▸ Do this
Determine the count of lines holding "label" and give that count alone.

▸ Given data
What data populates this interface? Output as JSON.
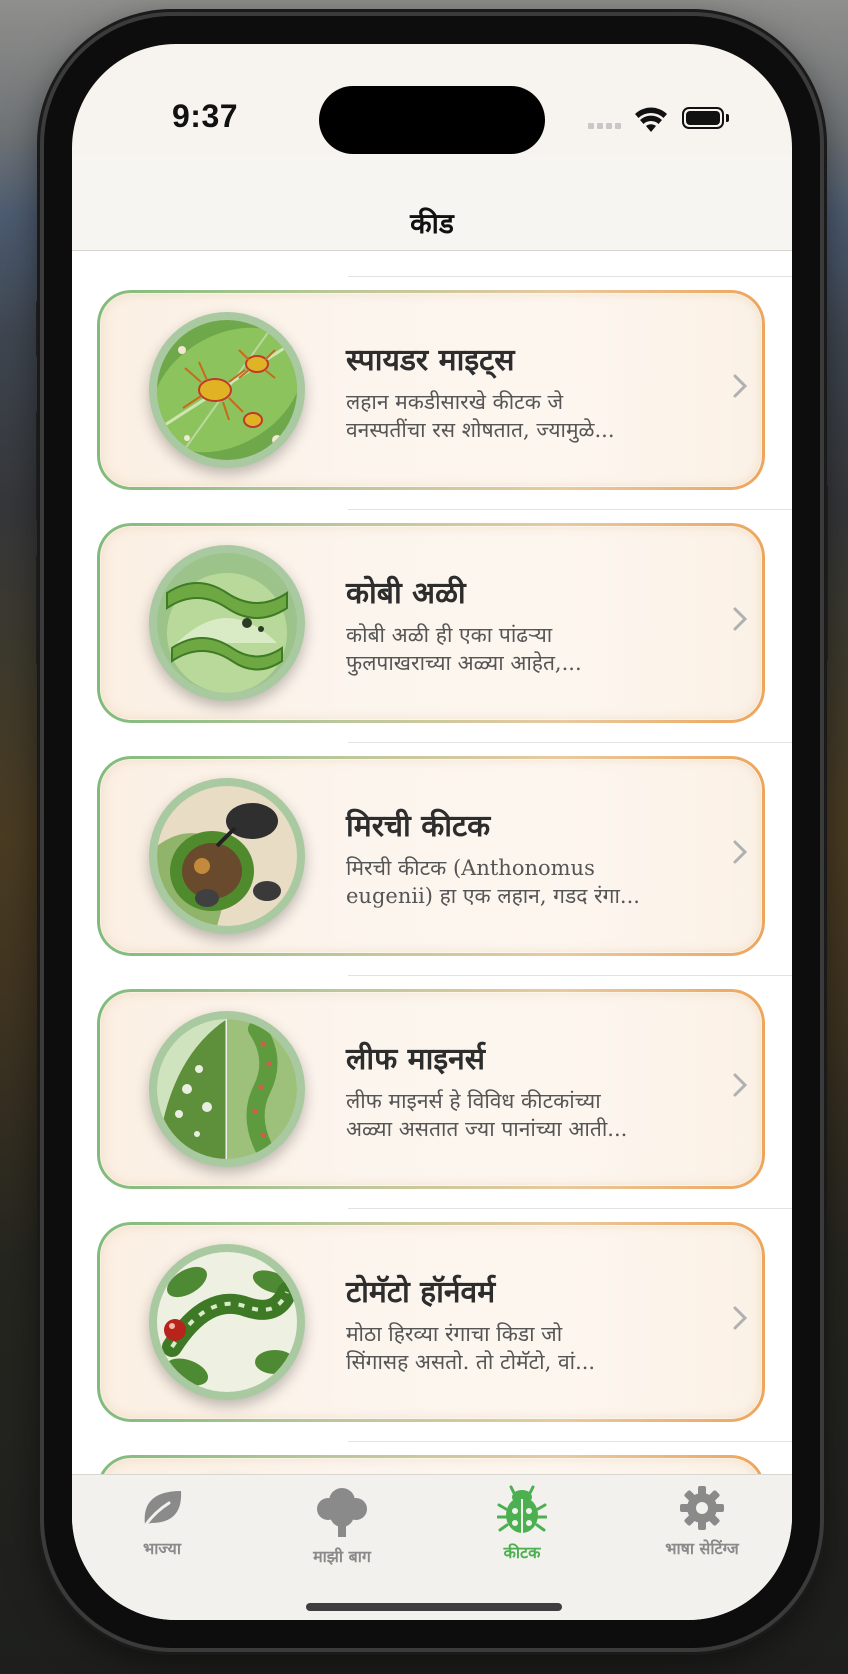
{
  "status_bar": {
    "time": "9:37"
  },
  "nav": {
    "title": "कीड"
  },
  "pests": [
    {
      "title": "स्पायडर माइट्स",
      "desc_1": "लहान मकडीसारखे कीटक जे",
      "desc_2": "वनस्पतींचा रस शोषतात, ज्यामुळे..."
    },
    {
      "title": "कोबी अळी",
      "desc_1": "कोबी अळी ही एका पांढऱ्या",
      "desc_2": "फुलपाखराच्या अळ्या आहेत,..."
    },
    {
      "title": "मिरची कीटक",
      "desc_1": "मिरची कीटक (Anthonomus",
      "desc_2": "eugenii) हा एक लहान, गडद रंगा..."
    },
    {
      "title": "लीफ माइनर्स",
      "desc_1": "लीफ माइनर्स हे विविध कीटकांच्या",
      "desc_2": "अळ्या असतात ज्या पानांच्या आती..."
    },
    {
      "title": "टोमॅटो हॉर्नवर्म",
      "desc_1": "मोठा हिरव्या रंगाचा किडा जो",
      "desc_2": "सिंगासह असतो. तो टोमॅटो, वां..."
    }
  ],
  "tabs": [
    {
      "label": "भाज्या",
      "icon": "leaf-icon"
    },
    {
      "label": "माझी बाग",
      "icon": "tree-icon"
    },
    {
      "label": "कीटक",
      "icon": "ladybug-icon"
    },
    {
      "label": "भाषा सेटिंग्ज",
      "icon": "gear-icon"
    }
  ],
  "colors": {
    "accent": "#4caf50",
    "inactive": "#8a8a8a",
    "card_border_start": "#7fbb7d",
    "card_border_end": "#eea55a"
  }
}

▸ Response for this exercise
4